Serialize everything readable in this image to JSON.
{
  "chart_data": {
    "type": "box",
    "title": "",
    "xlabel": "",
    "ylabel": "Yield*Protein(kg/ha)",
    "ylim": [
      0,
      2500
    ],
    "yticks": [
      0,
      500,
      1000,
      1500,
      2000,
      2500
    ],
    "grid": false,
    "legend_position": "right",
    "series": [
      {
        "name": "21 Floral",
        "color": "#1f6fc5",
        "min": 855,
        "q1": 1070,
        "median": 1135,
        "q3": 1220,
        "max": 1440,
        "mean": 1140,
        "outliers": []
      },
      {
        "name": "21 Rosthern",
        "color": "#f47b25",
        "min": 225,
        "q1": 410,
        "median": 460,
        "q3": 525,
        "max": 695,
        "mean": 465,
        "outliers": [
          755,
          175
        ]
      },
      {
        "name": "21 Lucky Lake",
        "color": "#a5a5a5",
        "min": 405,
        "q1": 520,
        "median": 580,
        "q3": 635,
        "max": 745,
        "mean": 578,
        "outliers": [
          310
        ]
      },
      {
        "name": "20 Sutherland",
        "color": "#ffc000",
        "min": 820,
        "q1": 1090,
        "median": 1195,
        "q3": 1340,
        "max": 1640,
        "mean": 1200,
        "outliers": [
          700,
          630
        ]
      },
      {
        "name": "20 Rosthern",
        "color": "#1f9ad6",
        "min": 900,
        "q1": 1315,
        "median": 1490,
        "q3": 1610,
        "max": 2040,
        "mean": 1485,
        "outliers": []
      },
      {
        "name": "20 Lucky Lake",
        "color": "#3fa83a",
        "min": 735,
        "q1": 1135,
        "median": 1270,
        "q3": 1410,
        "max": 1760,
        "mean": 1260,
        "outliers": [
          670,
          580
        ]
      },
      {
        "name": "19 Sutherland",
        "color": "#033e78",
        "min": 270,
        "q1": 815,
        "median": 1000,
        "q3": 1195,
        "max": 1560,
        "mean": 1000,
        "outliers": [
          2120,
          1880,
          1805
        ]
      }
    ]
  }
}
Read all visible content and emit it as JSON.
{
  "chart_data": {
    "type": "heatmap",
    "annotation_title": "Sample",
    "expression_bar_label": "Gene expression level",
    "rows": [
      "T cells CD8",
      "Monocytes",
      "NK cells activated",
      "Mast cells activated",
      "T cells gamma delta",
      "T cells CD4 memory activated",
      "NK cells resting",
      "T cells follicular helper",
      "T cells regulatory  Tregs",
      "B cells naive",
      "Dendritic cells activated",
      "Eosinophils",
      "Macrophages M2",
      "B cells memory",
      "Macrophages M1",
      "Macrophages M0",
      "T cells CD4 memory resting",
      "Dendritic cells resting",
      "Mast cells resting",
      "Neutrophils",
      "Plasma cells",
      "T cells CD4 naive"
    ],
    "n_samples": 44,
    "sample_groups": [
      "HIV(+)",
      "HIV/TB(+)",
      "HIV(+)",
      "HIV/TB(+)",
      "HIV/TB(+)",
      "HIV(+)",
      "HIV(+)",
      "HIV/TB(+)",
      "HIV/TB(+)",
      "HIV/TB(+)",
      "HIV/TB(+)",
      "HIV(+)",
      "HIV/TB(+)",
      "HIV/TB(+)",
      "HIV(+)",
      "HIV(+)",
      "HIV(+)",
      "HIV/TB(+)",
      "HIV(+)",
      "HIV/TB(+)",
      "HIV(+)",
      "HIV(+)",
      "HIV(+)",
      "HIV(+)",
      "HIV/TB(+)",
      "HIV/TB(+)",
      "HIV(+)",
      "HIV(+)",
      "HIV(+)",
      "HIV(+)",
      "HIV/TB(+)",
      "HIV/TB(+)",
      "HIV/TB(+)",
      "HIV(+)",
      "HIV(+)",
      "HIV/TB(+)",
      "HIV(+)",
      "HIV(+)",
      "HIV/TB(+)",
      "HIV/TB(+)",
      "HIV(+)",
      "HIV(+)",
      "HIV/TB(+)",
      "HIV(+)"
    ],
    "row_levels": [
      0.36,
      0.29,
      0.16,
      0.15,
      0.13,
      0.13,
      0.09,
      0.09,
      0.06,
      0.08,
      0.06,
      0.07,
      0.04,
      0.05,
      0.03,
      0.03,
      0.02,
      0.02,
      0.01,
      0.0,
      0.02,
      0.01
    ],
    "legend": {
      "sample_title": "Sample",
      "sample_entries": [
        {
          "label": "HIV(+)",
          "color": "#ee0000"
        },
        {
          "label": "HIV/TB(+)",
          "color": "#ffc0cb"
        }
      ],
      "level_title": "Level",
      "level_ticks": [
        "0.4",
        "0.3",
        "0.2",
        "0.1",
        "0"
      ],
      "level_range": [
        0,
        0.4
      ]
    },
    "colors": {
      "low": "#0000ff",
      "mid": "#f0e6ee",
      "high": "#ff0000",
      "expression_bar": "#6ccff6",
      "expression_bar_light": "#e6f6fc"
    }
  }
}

* Task item *
Filter the entries down to the lines that include the string "memory".

* Exercise answer *
      "T cells CD4 memory activated",
      "B cells memory",
      "T cells CD4 memory resting",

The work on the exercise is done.